TASK TO COMPLETE:
Transcribe the records that follow in their entirety, omitting any pictures.

RECORDED DATA:
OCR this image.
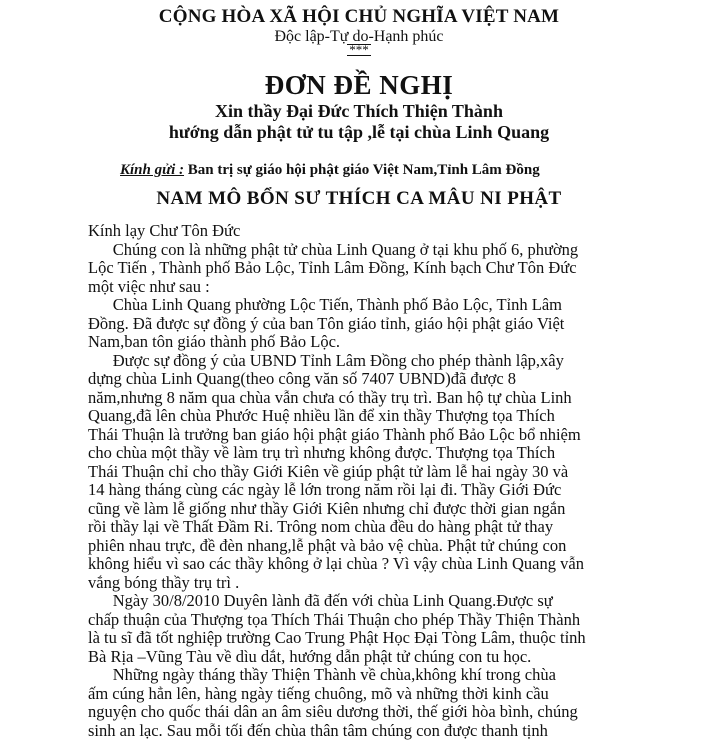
CỘNG HÒA XÃ HỘI CHỦ NGHĨA VIỆT NAM
Độc lập-Tự do-Hạnh phúc
***
ĐƠN ĐỀ NGHỊ
Xin thầy Đại Đức Thích Thiện Thành
hướng dẫn phật tử tu tập ,lễ tại chùa Linh Quang
Kính gửi : Ban trị sự giáo hội phật giáo Việt Nam,Tỉnh Lâm Đồng
NAM MÔ BỔN SƯ THÍCH CA MÂU NI PHẬT
Kính lạy Chư Tôn Đức
Chúng con là những phật tử chùa Linh Quang ở tại khu phố 6, phường
Lộc Tiến , Thành phố Bảo Lộc, Tỉnh Lâm Đồng, Kính bạch Chư Tôn Đức
một việc như sau :
Chùa Linh Quang phường Lộc Tiến, Thành phố Bảo Lộc, Tỉnh Lâm
Đồng. Đã được sự đồng ý của ban Tôn giáo tỉnh, giáo hội phật giáo Việt
Nam,ban tôn giáo thành phố Bảo Lộc.
Được sự đồng ý của UBND Tỉnh Lâm Đồng cho phép thành lập,xây
dựng chùa Linh Quang(theo công văn số 7407 UBND)đã được 8
năm,nhưng 8 năm qua chùa vẫn chưa có thầy trụ trì. Ban hộ tự chùa Linh
Quang,đã lên chùa Phước Huệ nhiều lần để xin thầy Thượng tọa Thích
Thái Thuận là trưởng ban giáo hội phật giáo Thành phố Bảo Lộc bổ nhiệm
cho chùa một thầy về làm trụ trì nhưng không được. Thượng tọa Thích
Thái Thuận chỉ cho thầy Giới Kiên về giúp phật tử làm lễ hai ngày 30 và
14 hàng tháng cùng các ngày lễ lớn trong năm rồi lại đi. Thầy Giới Đức
cũng về làm lễ giống như thầy Giới Kiên nhưng chỉ được thời gian ngắn
rồi thầy lại về Thất Đầm Ri. Trông nom chùa đều do hàng phật tử thay
phiên nhau trực, đề đèn nhang,lễ phật và bảo vệ chùa. Phật tử chúng con
không hiểu vì sao các thầy không ở lại chùa ? Vì vậy chùa Linh Quang vẫn
vắng bóng thầy trụ trì .
Ngày 30/8/2010 Duyên lành đã đến với chùa Linh Quang.Được sự
chấp thuận của Thượng tọa Thích Thái Thuận cho phép Thầy Thiện Thành
là tu sĩ đã tốt nghiệp trường Cao Trung Phật Học Đại Tòng Lâm, thuộc tỉnh
Bà Rịa –Vũng Tàu về dìu dắt, hướng dẫn phật tử chúng con tu học.
Những ngày tháng thầy Thiện Thành về chùa,không khí trong chùa
ấm cúng hẳn lên, hàng ngày tiếng chuông, mõ và những thời kinh cầu
nguyện cho quốc thái dân an âm siêu dương thời, thế giới hòa bình, chúng
sinh an lạc. Sau mỗi tối đến chùa thân tâm chúng con được thanh tịnh
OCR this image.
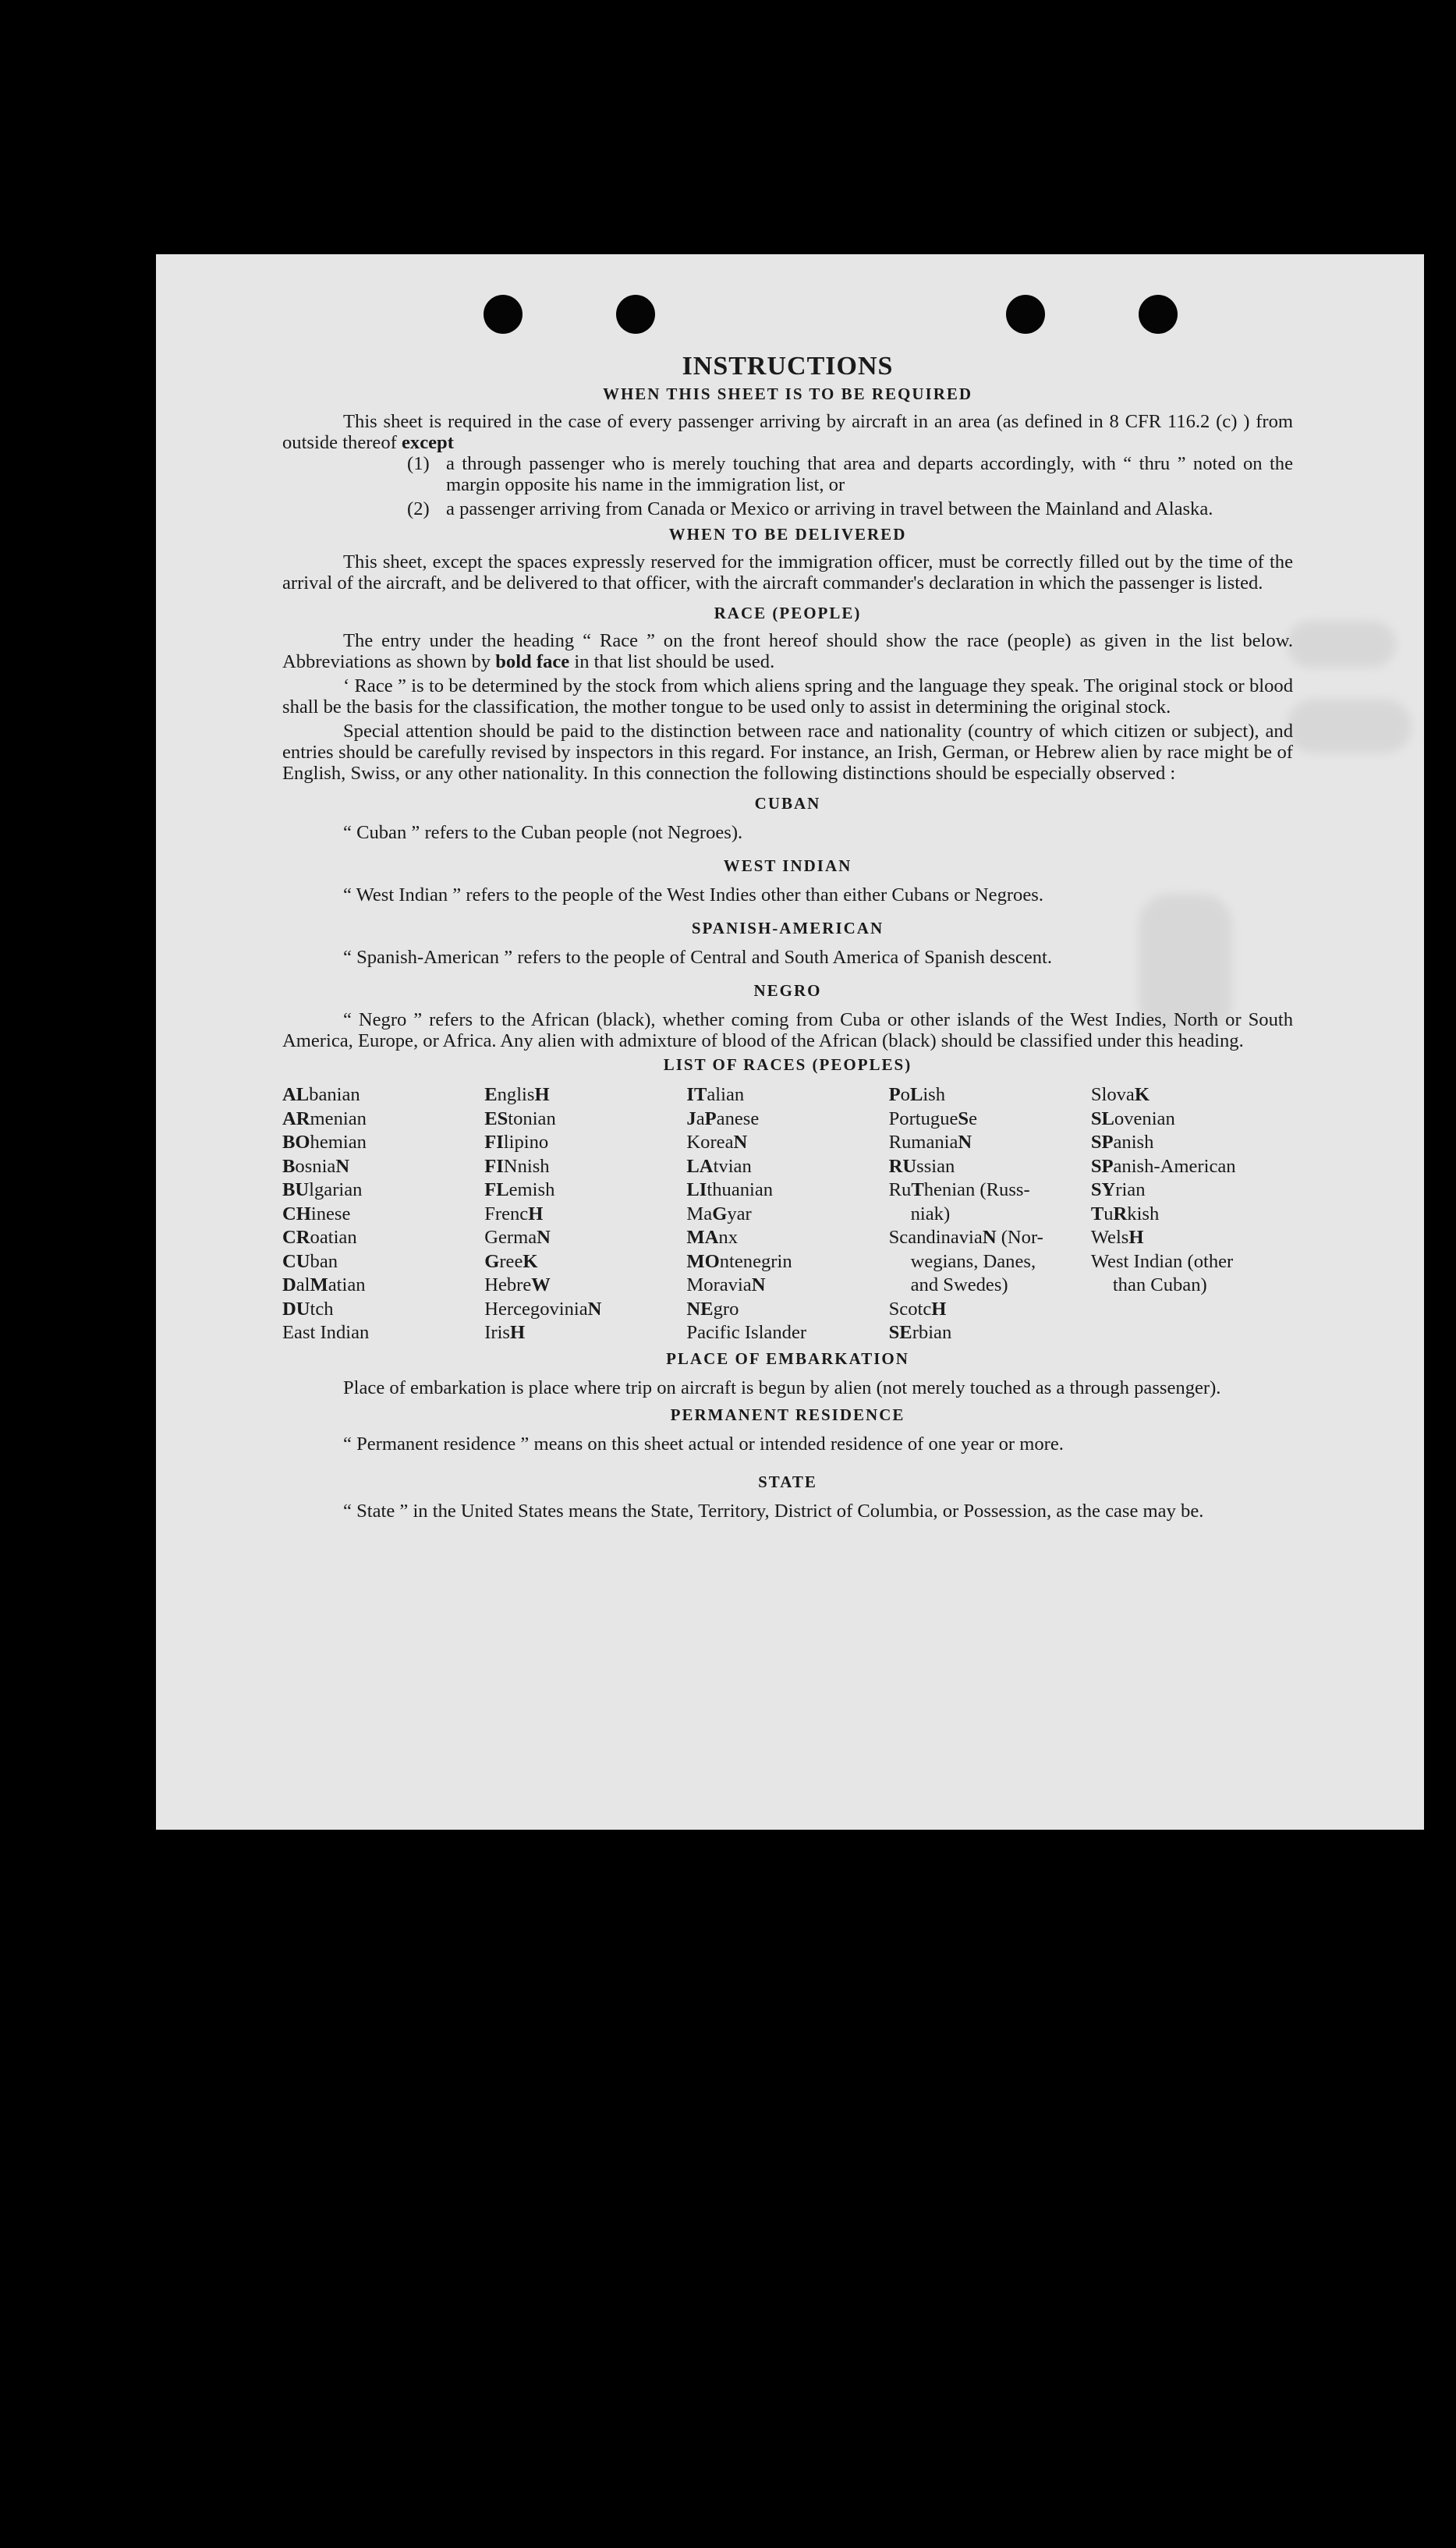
INSTRUCTIONS
WHEN THIS SHEET IS TO BE REQUIRED

This sheet is required in the case of every passenger arriving by aircraft in an area (as defined in 8 CFR 116.2 (c) ) from outside thereof except

(1) a through passenger who is merely touching that area and departs accordingly, with “ thru ” noted on the margin opposite his name in the immigration list, or
(2) a passenger arriving from Canada or Mexico or arriving in travel between the Mainland and Alaska.
WHEN TO BE DELIVERED

This sheet, except the spaces expressly reserved for the immigration officer, must be correctly filled out by the time of the arrival of the aircraft, and be delivered to that officer, with the aircraft commander's declaration in which the passenger is listed.

RACE (PEOPLE)

The entry under the heading “ Race ” on the front hereof should show the race (people) as given in the list below. Abbreviations as shown by bold face in that list should be used.

‘ Race ” is to be determined by the stock from which aliens spring and the language they speak. The original stock or blood shall be the basis for the classification, the mother tongue to be used only to assist in determining the original stock.

Special attention should be paid to the distinction between race and nationality (country of which citizen or subject), and entries should be carefully revised by inspectors in this regard. For instance, an Irish, German, or Hebrew alien by race might be of English, Swiss, or any other nationality. In this connection the following distinctions should be especially observed :

CUBAN

“ Cuban ” refers to the Cuban people (not Negroes).

WEST INDIAN

“ West Indian ” refers to the people of the West Indies other than either Cubans or Negroes.

SPANISH-AMERICAN

“ Spanish-American ” refers to the people of Central and South America of Spanish descent.

NEGRO

“ Negro ” refers to the African (black), whether coming from Cuba or other islands of the West Indies, North or South America, Europe, or Africa. Any alien with admixture of blood of the African (black) should be classified under this heading.

LIST OF RACES (PEOPLES)
ALbanian
ARmenian
BOhemian
BosniaN
BUlgarian
CHinese
CRoatian
CUban
DalMatian
DUtch
East Indian
EnglisH
EStonian
FIlipino
FINnish
FLemish
FrencH
GermaN
GreeK
HebreW
HercegoviniaN
IrisH
ITalian
JaPanese
KoreaN
LAtvian
LIthuanian
MaGyar
MAnx
MOntenegrin
MoraviaN
NEgro
Pacific Islander
PoLish
PortugueSe
RumaniaN
RUssian
RuThenian (Russ-
niak)
ScandinaviaN (Nor-
wegians, Danes,
and Swedes)
ScotcH
SErbian
SlovaK
SLovenian
SPanish
SPanish-American
SYrian
TuRkish
WelsH
West Indian (other
than Cuban)
PLACE OF EMBARKATION

Place of embarkation is place where trip on aircraft is begun by alien (not merely touched as a through passenger).

PERMANENT RESIDENCE

“ Permanent residence ” means on this sheet actual or intended residence of one year or more.

STATE

“ State ” in the United States means the State, Territory, District of Columbia, or Possession, as the case may be.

ANSWER IN FULL:
OCR this image.
CỘNG HÒA XÃ HỘI CHỦ NGHĨA VIỆT NAM
Độc lập-Tự do-Hạnh phúc
***
ĐƠN ĐỀ NGHỊ
Xin thầy Đại Đức Thích Thiện Thành
hướng dẫn phật tử tu tập ,lễ tại chùa Linh Quang
Kính gửi : Ban trị sự giáo hội phật giáo Việt Nam,Tỉnh Lâm Đồng
NAM MÔ BỔN SƯ THÍCH CA MÂU NI PHẬT
Kính lạy Chư Tôn Đức
Chúng con là những phật tử chùa Linh Quang ở tại khu phố 6, phường
Lộc Tiến , Thành phố Bảo Lộc, Tỉnh Lâm Đồng, Kính bạch Chư Tôn Đức
một việc như sau :
Chùa Linh Quang phường Lộc Tiến, Thành phố Bảo Lộc, Tỉnh Lâm
Đồng. Đã được sự đồng ý của ban Tôn giáo tỉnh, giáo hội phật giáo Việt
Nam,ban tôn giáo thành phố Bảo Lộc.
Được sự đồng ý của UBND Tỉnh Lâm Đồng cho phép thành lập,xây
dựng chùa Linh Quang(theo công văn số 7407 UBND)đã được 8
năm,nhưng 8 năm qua chùa vẫn chưa có thầy trụ trì. Ban hộ tự chùa Linh
Quang,đã lên chùa Phước Huệ nhiều lần để xin thầy Thượng tọa Thích
Thái Thuận là trưởng ban giáo hội phật giáo Thành phố Bảo Lộc bổ nhiệm
cho chùa một thầy về làm trụ trì nhưng không được. Thượng tọa Thích
Thái Thuận chỉ cho thầy Giới Kiên về giúp phật tử làm lễ hai ngày 30 và
14 hàng tháng cùng các ngày lễ lớn trong năm rồi lại đi. Thầy Giới Đức
cũng về làm lễ giống như thầy Giới Kiên nhưng chỉ được thời gian ngắn
rồi thầy lại về Thất Đầm Ri. Trông nom chùa đều do hàng phật tử thay
phiên nhau trực, đề đèn nhang,lễ phật và bảo vệ chùa. Phật tử chúng con
không hiểu vì sao các thầy không ở lại chùa ? Vì vậy chùa Linh Quang vẫn
vắng bóng thầy trụ trì .
Ngày 30/8/2010 Duyên lành đã đến với chùa Linh Quang.Được sự
chấp thuận của Thượng tọa Thích Thái Thuận cho phép Thầy Thiện Thành
là tu sĩ đã tốt nghiệp trường Cao Trung Phật Học Đại Tòng Lâm, thuộc tỉnh
Bà Rịa –Vũng Tàu về dìu dắt, hướng dẫn phật tử chúng con tu học.
Những ngày tháng thầy Thiện Thành về chùa,không khí trong chùa
ấm cúng hẳn lên, hàng ngày tiếng chuông, mõ và những thời kinh cầu
nguyện cho quốc thái dân an âm siêu dương thời, thế giới hòa bình, chúng
sinh an lạc. Sau mỗi tối đến chùa thân tâm chúng con được thanh tịnh
OCR this image.
INSTRUCTIONS
WHEN THIS SHEET IS TO BE REQUIRED

This sheet is required in the case of every passenger arriving by aircraft in an area (as defined in 8 CFR 116.2 (c) ) from outside thereof except

(1) a through passenger who is merely touching that area and departs accordingly, with “ thru ” noted on the margin opposite his name in the immigration list, or
(2) a passenger arriving from Canada or Mexico or arriving in travel between the Mainland and Alaska.
WHEN TO BE DELIVERED

This sheet, except the spaces expressly reserved for the immigration officer, must be correctly filled out by the time of the arrival of the aircraft, and be delivered to that officer, with the aircraft commander's declaration in which the passenger is listed.

RACE (PEOPLE)

The entry under the heading “ Race ” on the front hereof should show the race (people) as given in the list below. Abbreviations as shown by bold face in that list should be used.

‘ Race ” is to be determined by the stock from which aliens spring and the language they speak. The original stock or blood shall be the basis for the classification, the mother tongue to be used only to assist in determining the original stock.

Special attention should be paid to the distinction between race and nationality (country of which citizen or subject), and entries should be carefully revised by inspectors in this regard. For instance, an Irish, German, or Hebrew alien by race might be of English, Swiss, or any other nationality. In this connection the following distinctions should be especially observed :

CUBAN

“ Cuban ” refers to the Cuban people (not Negroes).

WEST INDIAN

“ West Indian ” refers to the people of the West Indies other than either Cubans or Negroes.

SPANISH-AMERICAN

“ Spanish-American ” refers to the people of Central and South America of Spanish descent.

NEGRO

“ Negro ” refers to the African (black), whether coming from Cuba or other islands of the West Indies, North or South America, Europe, or Africa. Any alien with admixture of blood of the African (black) should be classified under this heading.

LIST OF RACES (PEOPLES)
ALbanian
ARmenian
BOhemian
BosniaN
BUlgarian
CHinese
CRoatian
CUban
DalMatian
DUtch
East Indian
EnglisH
EStonian
FIlipino
FINnish
FLemish
FrencH
GermaN
GreeK
HebreW
HercegoviniaN
IrisH
ITalian
JaPanese
KoreaN
LAtvian
LIthuanian
MaGyar
MAnx
MOntenegrin
MoraviaN
NEgro
Pacific Islander
PoLish
PortugueSe
RumaniaN
RUssian
RuThenian (Russ-
niak)
ScandinaviaN (Nor-
wegians, Danes,
and Swedes)
ScotcH
SErbian
SlovaK
SLovenian
SPanish
SPanish-American
SYrian
TuRkish
WelsH
West Indian (other
than Cuban)
PLACE OF EMBARKATION

Place of embarkation is place where trip on aircraft is begun by alien (not merely touched as a through passenger).

PERMANENT RESIDENCE

“ Permanent residence ” means on this sheet actual or intended residence of one year or more.

STATE

“ State ” in the United States means the State, Territory, District of Columbia, or Possession, as the case may be.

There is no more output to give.